What is needed » Every record below should be printed exactly as given.

Saved data entries:
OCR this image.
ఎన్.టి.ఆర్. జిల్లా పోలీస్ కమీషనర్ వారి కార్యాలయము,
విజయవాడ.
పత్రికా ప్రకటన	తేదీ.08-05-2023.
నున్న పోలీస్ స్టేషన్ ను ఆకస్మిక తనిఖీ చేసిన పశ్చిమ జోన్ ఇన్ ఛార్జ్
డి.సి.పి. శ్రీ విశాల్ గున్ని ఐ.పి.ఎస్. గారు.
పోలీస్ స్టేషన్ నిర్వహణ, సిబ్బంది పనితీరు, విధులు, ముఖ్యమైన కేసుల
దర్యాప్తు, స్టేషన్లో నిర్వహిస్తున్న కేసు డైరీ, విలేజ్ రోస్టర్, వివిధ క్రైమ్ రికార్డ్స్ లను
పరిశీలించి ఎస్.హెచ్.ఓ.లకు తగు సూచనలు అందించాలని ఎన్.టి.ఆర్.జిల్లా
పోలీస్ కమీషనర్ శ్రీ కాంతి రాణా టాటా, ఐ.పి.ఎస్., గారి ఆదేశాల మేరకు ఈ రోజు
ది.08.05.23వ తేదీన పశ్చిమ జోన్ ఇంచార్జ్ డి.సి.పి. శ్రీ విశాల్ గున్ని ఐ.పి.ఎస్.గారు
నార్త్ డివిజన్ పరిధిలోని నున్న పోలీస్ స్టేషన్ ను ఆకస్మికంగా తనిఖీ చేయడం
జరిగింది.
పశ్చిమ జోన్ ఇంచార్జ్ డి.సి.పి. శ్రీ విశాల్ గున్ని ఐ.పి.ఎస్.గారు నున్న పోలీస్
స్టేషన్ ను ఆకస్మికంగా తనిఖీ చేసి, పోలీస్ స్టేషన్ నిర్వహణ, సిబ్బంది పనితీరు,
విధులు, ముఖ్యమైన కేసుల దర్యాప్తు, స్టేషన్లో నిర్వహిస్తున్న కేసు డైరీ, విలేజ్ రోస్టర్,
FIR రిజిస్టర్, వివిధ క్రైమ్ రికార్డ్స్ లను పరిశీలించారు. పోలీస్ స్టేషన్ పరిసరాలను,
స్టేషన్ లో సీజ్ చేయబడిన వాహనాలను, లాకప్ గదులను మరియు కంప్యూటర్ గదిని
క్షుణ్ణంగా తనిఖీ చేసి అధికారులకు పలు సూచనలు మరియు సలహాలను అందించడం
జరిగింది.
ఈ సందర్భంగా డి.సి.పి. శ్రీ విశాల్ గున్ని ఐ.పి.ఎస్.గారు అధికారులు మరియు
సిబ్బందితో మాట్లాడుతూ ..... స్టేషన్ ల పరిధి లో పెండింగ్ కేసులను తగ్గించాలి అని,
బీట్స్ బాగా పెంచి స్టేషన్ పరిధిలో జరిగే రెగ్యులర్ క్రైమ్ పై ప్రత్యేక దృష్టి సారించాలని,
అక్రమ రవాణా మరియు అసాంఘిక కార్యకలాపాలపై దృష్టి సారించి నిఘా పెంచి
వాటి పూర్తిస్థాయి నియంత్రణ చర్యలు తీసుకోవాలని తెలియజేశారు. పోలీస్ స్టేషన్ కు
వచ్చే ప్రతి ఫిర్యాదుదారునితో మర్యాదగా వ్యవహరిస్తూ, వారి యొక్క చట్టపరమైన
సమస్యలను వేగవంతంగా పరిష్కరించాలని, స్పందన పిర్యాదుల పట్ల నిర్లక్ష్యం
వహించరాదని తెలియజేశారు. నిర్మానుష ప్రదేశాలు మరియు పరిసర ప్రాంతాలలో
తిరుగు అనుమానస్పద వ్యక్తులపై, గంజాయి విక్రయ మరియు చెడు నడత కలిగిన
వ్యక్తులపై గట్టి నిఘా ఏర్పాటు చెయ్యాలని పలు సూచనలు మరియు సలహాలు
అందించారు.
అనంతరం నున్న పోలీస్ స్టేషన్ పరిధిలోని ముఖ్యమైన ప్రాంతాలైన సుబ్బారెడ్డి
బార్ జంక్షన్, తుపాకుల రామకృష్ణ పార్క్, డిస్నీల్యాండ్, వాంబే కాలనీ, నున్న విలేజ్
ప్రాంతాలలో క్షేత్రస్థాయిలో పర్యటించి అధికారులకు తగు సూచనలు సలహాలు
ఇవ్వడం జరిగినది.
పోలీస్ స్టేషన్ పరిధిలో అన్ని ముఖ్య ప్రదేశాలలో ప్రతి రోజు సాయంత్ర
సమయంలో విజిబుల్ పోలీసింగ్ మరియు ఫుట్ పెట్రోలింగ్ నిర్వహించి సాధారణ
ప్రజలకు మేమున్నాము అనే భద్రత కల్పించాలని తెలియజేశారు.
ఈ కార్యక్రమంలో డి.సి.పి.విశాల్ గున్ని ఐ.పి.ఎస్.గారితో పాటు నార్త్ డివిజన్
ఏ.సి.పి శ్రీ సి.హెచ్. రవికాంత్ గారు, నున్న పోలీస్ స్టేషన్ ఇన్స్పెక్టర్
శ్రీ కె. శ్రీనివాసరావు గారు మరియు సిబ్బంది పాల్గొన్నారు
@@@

Solution for this exercise »
OCR this image.
ఎన్.టి.ఆర్. జిల్లా పోలీస్ కమీషనర్ వారి కార్యాలయము,
విజయవాడ.
పత్రికా ప్రకటన	తేదీ.08-05-2023.
నున్న పోలీస్ స్టేషన్ ను ఆకస్మిక తనిఖీ చేసిన పశ్చిమ జోన్ ఇన్ ఛార్జ్
డి.సి.పి. శ్రీ విశాల్ గున్ని ఐ.పి.ఎస్. గారు.
పోలీస్ స్టేషన్ నిర్వహణ, సిబ్బంది పనితీరు, విధులు, ముఖ్యమైన కేసుల
దర్యాప్తు, స్టేషన్లో నిర్వహిస్తున్న కేసు డైరీ, విలేజ్ రోస్టర్, వివిధ క్రైమ్ రికార్డ్స్ లను
పరిశీలించి ఎస్.హెచ్.ఓ.లకు తగు సూచనలు అందించాలని ఎన్.టి.ఆర్.జిల్లా
పోలీస్ కమీషనర్ శ్రీ కాంతి రాణా టాటా, ఐ.పి.ఎస్., గారి ఆదేశాల మేరకు ఈ రోజు
ది.08.05.23వ తేదీన పశ్చిమ జోన్ ఇంచార్జ్ డి.సి.పి. శ్రీ విశాల్ గున్ని ఐ.పి.ఎస్.గారు
నార్త్ డివిజన్ పరిధిలోని నున్న పోలీస్ స్టేషన్ ను ఆకస్మికంగా తనిఖీ చేయడం
జరిగింది.
పశ్చిమ జోన్ ఇంచార్జ్ డి.సి.పి. శ్రీ విశాల్ గున్ని ఐ.పి.ఎస్.గారు నున్న పోలీస్
స్టేషన్ ను ఆకస్మికంగా తనిఖీ చేసి, పోలీస్ స్టేషన్ నిర్వహణ, సిబ్బంది పనితీరు,
విధులు, ముఖ్యమైన కేసుల దర్యాప్తు, స్టేషన్లో నిర్వహిస్తున్న కేసు డైరీ, విలేజ్ రోస్టర్,
FIR రిజిస్టర్, వివిధ క్రైమ్ రికార్డ్స్ లను పరిశీలించారు. పోలీస్ స్టేషన్ పరిసరాలను,
స్టేషన్ లో సీజ్ చేయబడిన వాహనాలను, లాకప్ గదులను మరియు కంప్యూటర్ గదిని
క్షుణ్ణంగా తనిఖీ చేసి అధికారులకు పలు సూచనలు మరియు సలహాలను అందించడం
జరిగింది.
ఈ సందర్భంగా డి.సి.పి. శ్రీ విశాల్ గున్ని ఐ.పి.ఎస్.గారు అధికారులు మరియు
సిబ్బందితో మాట్లాడుతూ ..... స్టేషన్ ల పరిధి లో పెండింగ్ కేసులను తగ్గించాలి అని,
బీట్స్ బాగా పెంచి స్టేషన్ పరిధిలో జరిగే రెగ్యులర్ క్రైమ్ పై ప్రత్యేక దృష్టి సారించాలని,
అక్రమ రవాణా మరియు అసాంఘిక కార్యకలాపాలపై దృష్టి సారించి నిఘా పెంచి
వాటి పూర్తిస్థాయి నియంత్రణ చర్యలు తీసుకోవాలని తెలియజేశారు. పోలీస్ స్టేషన్ కు
వచ్చే ప్రతి ఫిర్యాదుదారునితో మర్యాదగా వ్యవహరిస్తూ, వారి యొక్క చట్టపరమైన
సమస్యలను వేగవంతంగా పరిష్కరించాలని, స్పందన పిర్యాదుల పట్ల నిర్లక్ష్యం
వహించరాదని తెలియజేశారు. నిర్మానుష ప్రదేశాలు మరియు పరిసర ప్రాంతాలలో
తిరుగు అనుమానస్పద వ్యక్తులపై, గంజాయి విక్రయ మరియు చెడు నడత కలిగిన
వ్యక్తులపై గట్టి నిఘా ఏర్పాటు చెయ్యాలని పలు సూచనలు మరియు సలహాలు
అందించారు.
అనంతరం నున్న పోలీస్ స్టేషన్ పరిధిలోని ముఖ్యమైన ప్రాంతాలైన సుబ్బారెడ్డి
బార్ జంక్షన్, తుపాకుల రామకృష్ణ పార్క్, డిస్నీల్యాండ్, వాంబే కాలనీ, నున్న విలేజ్
ప్రాంతాలలో క్షేత్రస్థాయిలో పర్యటించి అధికారులకు తగు సూచనలు సలహాలు
ఇవ్వడం జరిగినది.
పోలీస్ స్టేషన్ పరిధిలో అన్ని ముఖ్య ప్రదేశాలలో ప్రతి రోజు సాయంత్ర
సమయంలో విజిబుల్ పోలీసింగ్ మరియు ఫుట్ పెట్రోలింగ్ నిర్వహించి సాధారణ
ప్రజలకు మేమున్నాము అనే భద్రత కల్పించాలని తెలియజేశారు.
ఈ కార్యక్రమంలో డి.సి.పి.విశాల్ గున్ని ఐ.పి.ఎస్.గారితో పాటు నార్త్ డివిజన్
ఏ.సి.పి శ్రీ సి.హెచ్. రవికాంత్ గారు, నున్న పోలీస్ స్టేషన్ ఇన్స్పెక్టర్
శ్రీ కె. శ్రీనివాసరావు గారు మరియు సిబ్బంది పాల్గొన్నారు
@@@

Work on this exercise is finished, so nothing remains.